[Raw records start]
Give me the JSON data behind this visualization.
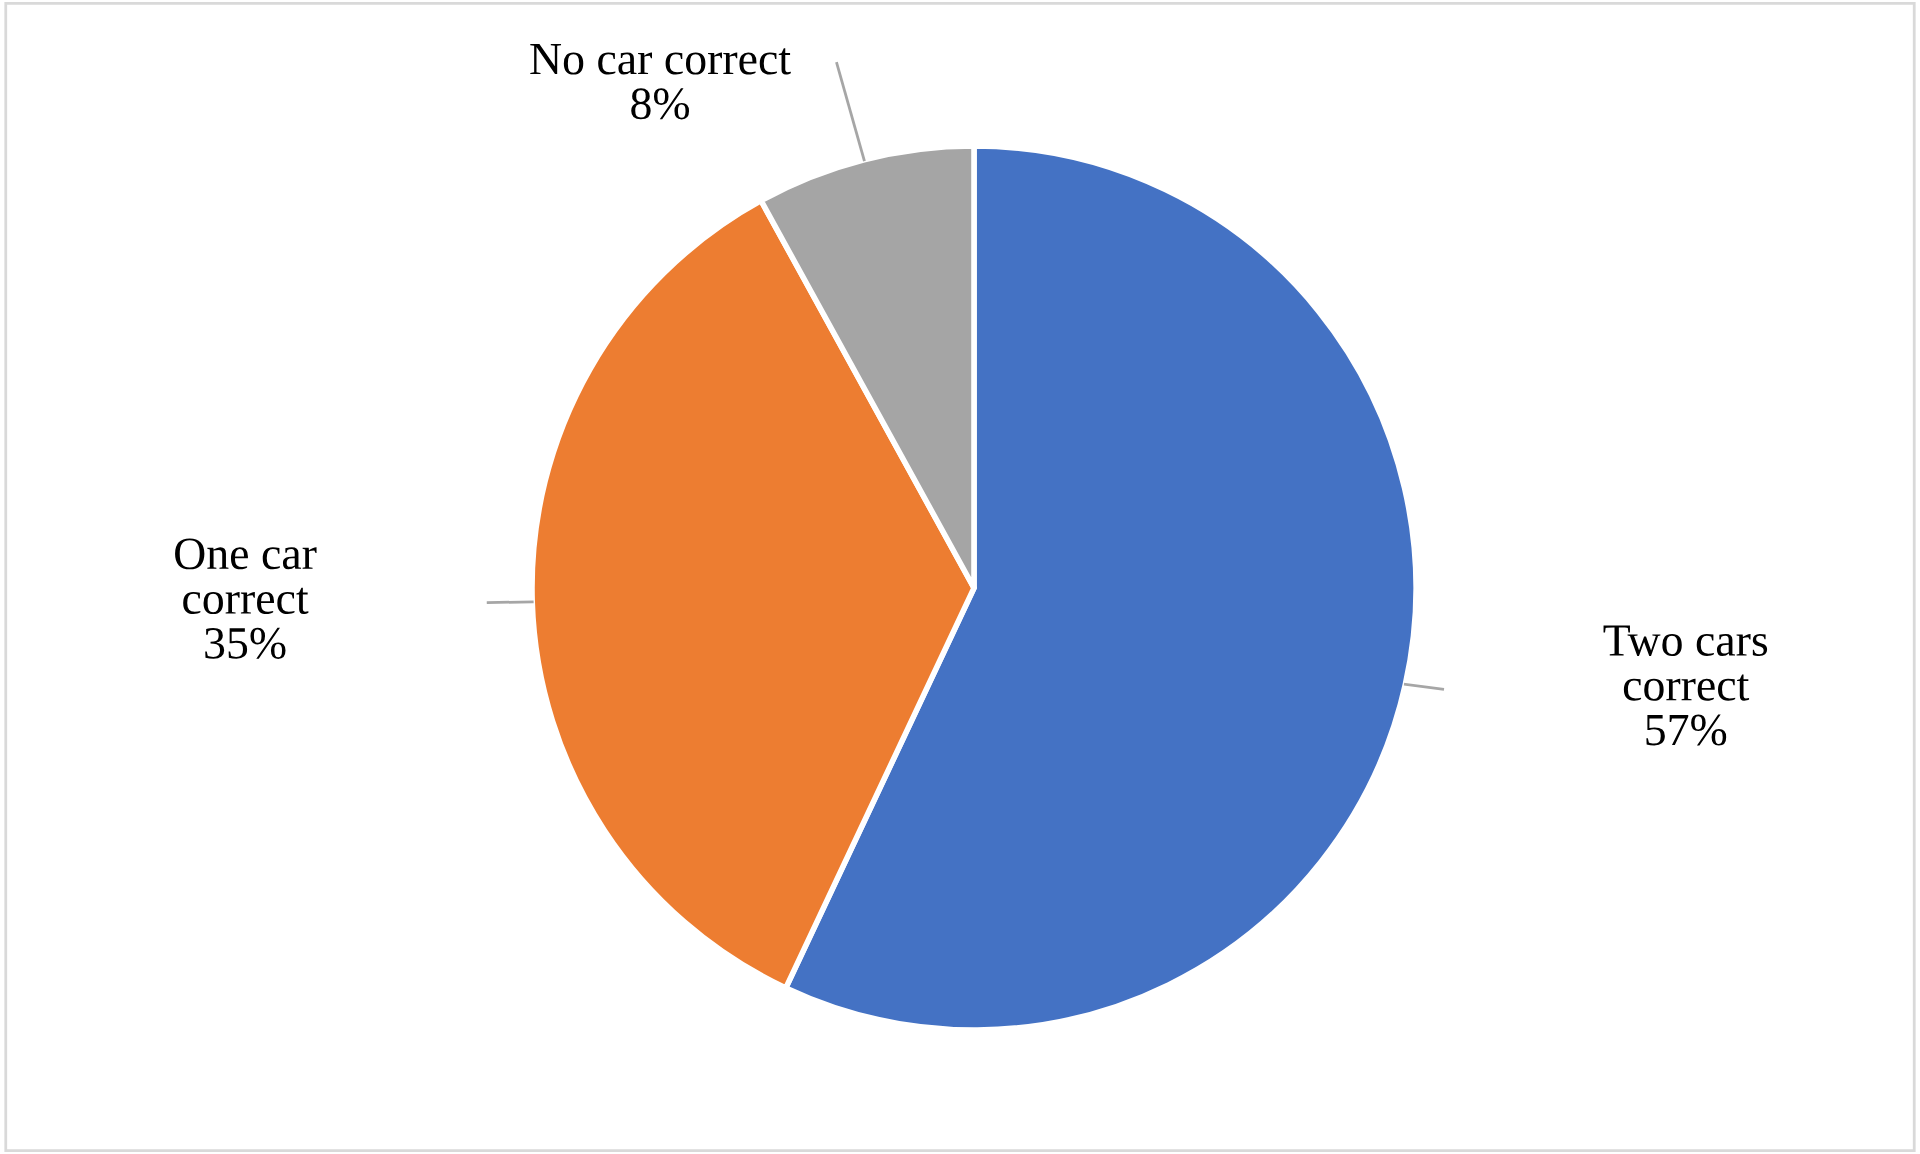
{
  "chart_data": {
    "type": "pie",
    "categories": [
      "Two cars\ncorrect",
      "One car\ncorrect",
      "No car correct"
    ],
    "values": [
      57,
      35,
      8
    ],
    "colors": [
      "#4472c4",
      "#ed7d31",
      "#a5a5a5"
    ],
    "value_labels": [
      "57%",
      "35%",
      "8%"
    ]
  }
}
[Raw records end]
> The problem
Apart from the pictures, the entries above are to be repeated in full and exactly.

> Exercise answer
Give me the JSON data behind this visualization.
{
  "chart_data": {
    "type": "pie",
    "categories": [
      "Two cars\ncorrect",
      "One car\ncorrect",
      "No car correct"
    ],
    "values": [
      57,
      35,
      8
    ],
    "colors": [
      "#4472c4",
      "#ed7d31",
      "#a5a5a5"
    ],
    "value_labels": [
      "57%",
      "35%",
      "8%"
    ]
  }
}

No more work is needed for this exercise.